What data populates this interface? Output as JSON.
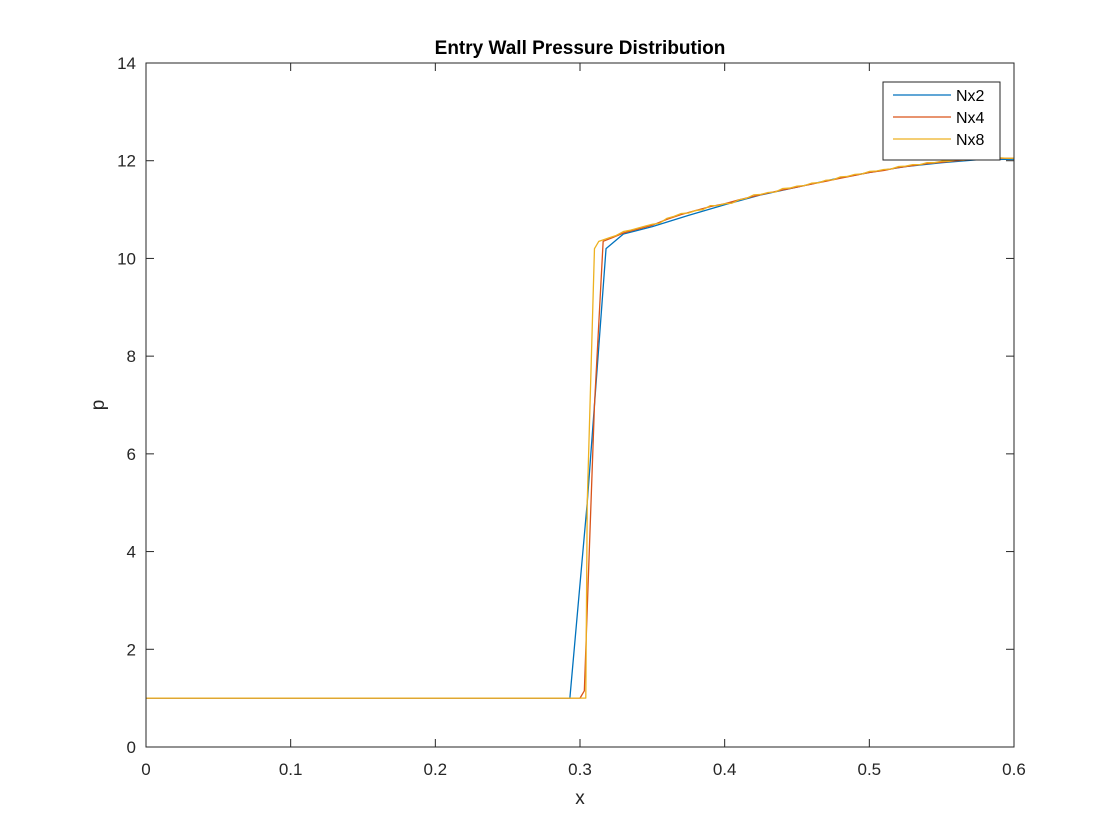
{
  "chart_data": {
    "type": "line",
    "title": "Entry Wall Pressure Distribution",
    "xlabel": "x",
    "ylabel": "p",
    "xlim": [
      0,
      0.6
    ],
    "ylim": [
      0,
      14
    ],
    "xticks": [
      0,
      0.1,
      0.2,
      0.3,
      0.4,
      0.5,
      0.6
    ],
    "xtick_labels": [
      "0",
      "0.1",
      "0.2",
      "0.3",
      "0.4",
      "0.5",
      "0.6"
    ],
    "yticks": [
      0,
      2,
      4,
      6,
      8,
      10,
      12,
      14
    ],
    "ytick_labels": [
      "0",
      "2",
      "4",
      "6",
      "8",
      "10",
      "12",
      "14"
    ],
    "grid": false,
    "box": true,
    "legend_position": "top-right",
    "series": [
      {
        "name": "Nx2",
        "color": "#0072BD",
        "x": [
          0,
          0.293,
          0.305,
          0.318,
          0.33,
          0.35,
          0.375,
          0.4,
          0.425,
          0.45,
          0.475,
          0.5,
          0.525,
          0.55,
          0.575,
          0.6
        ],
        "y": [
          1.0,
          1.0,
          5.0,
          10.2,
          10.5,
          10.65,
          10.88,
          11.1,
          11.3,
          11.46,
          11.62,
          11.76,
          11.88,
          11.96,
          12.02,
          12.03
        ]
      },
      {
        "name": "Nx4",
        "color": "#D95319",
        "x": [
          0,
          0.3,
          0.303,
          0.31,
          0.316,
          0.322,
          0.33,
          0.34,
          0.35,
          0.36,
          0.37,
          0.38,
          0.39,
          0.4,
          0.41,
          0.42,
          0.43,
          0.44,
          0.45,
          0.46,
          0.47,
          0.48,
          0.49,
          0.5,
          0.51,
          0.52,
          0.53,
          0.54,
          0.55,
          0.56,
          0.57,
          0.58,
          0.59,
          0.6
        ],
        "y": [
          1.0,
          1.0,
          1.15,
          7.0,
          10.35,
          10.42,
          10.52,
          10.6,
          10.68,
          10.8,
          10.9,
          10.98,
          11.06,
          11.12,
          11.2,
          11.27,
          11.34,
          11.4,
          11.46,
          11.52,
          11.58,
          11.64,
          11.7,
          11.76,
          11.8,
          11.86,
          11.9,
          11.94,
          11.97,
          12.0,
          12.02,
          12.04,
          12.05,
          12.05
        ]
      },
      {
        "name": "Nx8",
        "color": "#EDB120",
        "x": [
          0,
          0.304,
          0.305,
          0.31,
          0.313,
          0.316,
          0.32,
          0.325,
          0.33,
          0.335,
          0.34,
          0.345,
          0.35,
          0.355,
          0.36,
          0.365,
          0.37,
          0.375,
          0.38,
          0.385,
          0.39,
          0.395,
          0.4,
          0.405,
          0.41,
          0.415,
          0.42,
          0.425,
          0.43,
          0.435,
          0.44,
          0.445,
          0.45,
          0.455,
          0.46,
          0.465,
          0.47,
          0.475,
          0.48,
          0.485,
          0.49,
          0.495,
          0.5,
          0.505,
          0.51,
          0.515,
          0.52,
          0.525,
          0.53,
          0.535,
          0.54,
          0.545,
          0.55,
          0.555,
          0.56,
          0.565,
          0.57,
          0.575,
          0.58,
          0.585,
          0.59,
          0.595,
          0.6
        ],
        "y": [
          1.0,
          1.0,
          5.0,
          10.2,
          10.35,
          10.38,
          10.42,
          10.47,
          10.55,
          10.58,
          10.62,
          10.66,
          10.7,
          10.72,
          10.82,
          10.86,
          10.92,
          10.93,
          10.98,
          11.0,
          11.08,
          11.08,
          11.12,
          11.13,
          11.2,
          11.23,
          11.3,
          11.31,
          11.35,
          11.36,
          11.43,
          11.44,
          11.48,
          11.49,
          11.54,
          11.55,
          11.6,
          11.61,
          11.67,
          11.68,
          11.72,
          11.73,
          11.78,
          11.79,
          11.82,
          11.83,
          11.88,
          11.89,
          11.92,
          11.92,
          11.96,
          11.96,
          11.99,
          11.99,
          12.02,
          12.01,
          12.04,
          12.03,
          12.05,
          12.04,
          12.06,
          12.05,
          12.05
        ]
      }
    ]
  }
}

##############################

» Instructions for the task
Find "color". Copy every line it occurs in.

» Solution to this task
        "color": "#0072BD",
        "color": "#D95319",
        "color": "#EDB120",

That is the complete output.